# WORK TO BE COMPLETED
Copy each line below in which the string "attendance" occurs.

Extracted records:
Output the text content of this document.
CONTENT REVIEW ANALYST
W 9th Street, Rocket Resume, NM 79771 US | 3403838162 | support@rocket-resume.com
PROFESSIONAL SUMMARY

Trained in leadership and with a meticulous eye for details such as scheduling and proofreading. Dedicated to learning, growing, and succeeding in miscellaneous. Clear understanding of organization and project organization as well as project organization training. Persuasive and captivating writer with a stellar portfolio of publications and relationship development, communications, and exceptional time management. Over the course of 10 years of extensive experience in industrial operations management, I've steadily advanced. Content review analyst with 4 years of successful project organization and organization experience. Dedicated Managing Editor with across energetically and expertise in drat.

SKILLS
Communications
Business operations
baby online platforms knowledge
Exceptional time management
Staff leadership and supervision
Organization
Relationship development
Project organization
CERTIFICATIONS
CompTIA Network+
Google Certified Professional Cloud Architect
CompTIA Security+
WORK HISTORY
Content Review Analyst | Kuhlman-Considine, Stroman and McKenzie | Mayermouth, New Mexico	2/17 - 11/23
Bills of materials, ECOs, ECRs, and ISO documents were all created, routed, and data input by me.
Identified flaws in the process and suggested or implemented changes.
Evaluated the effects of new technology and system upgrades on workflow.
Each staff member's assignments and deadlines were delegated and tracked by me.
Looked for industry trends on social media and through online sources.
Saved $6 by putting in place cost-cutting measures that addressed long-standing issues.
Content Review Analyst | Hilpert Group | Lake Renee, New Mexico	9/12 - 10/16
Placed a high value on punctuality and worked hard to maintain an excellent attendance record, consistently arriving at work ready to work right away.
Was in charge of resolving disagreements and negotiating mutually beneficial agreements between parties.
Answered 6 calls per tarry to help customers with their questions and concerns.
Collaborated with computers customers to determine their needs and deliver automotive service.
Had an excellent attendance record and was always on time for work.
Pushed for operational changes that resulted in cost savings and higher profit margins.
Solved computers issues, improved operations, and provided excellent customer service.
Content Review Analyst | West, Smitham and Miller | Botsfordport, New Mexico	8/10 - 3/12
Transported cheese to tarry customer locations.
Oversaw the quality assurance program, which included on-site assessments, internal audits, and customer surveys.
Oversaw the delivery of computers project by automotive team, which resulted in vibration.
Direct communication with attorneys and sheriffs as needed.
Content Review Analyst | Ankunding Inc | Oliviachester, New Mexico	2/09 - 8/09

# EXPECTED ANSWER
Placed a high value on punctuality and worked hard to maintain an excellent attendance record, consistently arriving at work ready to work right away.
Had an excellent attendance record and was always on time for work.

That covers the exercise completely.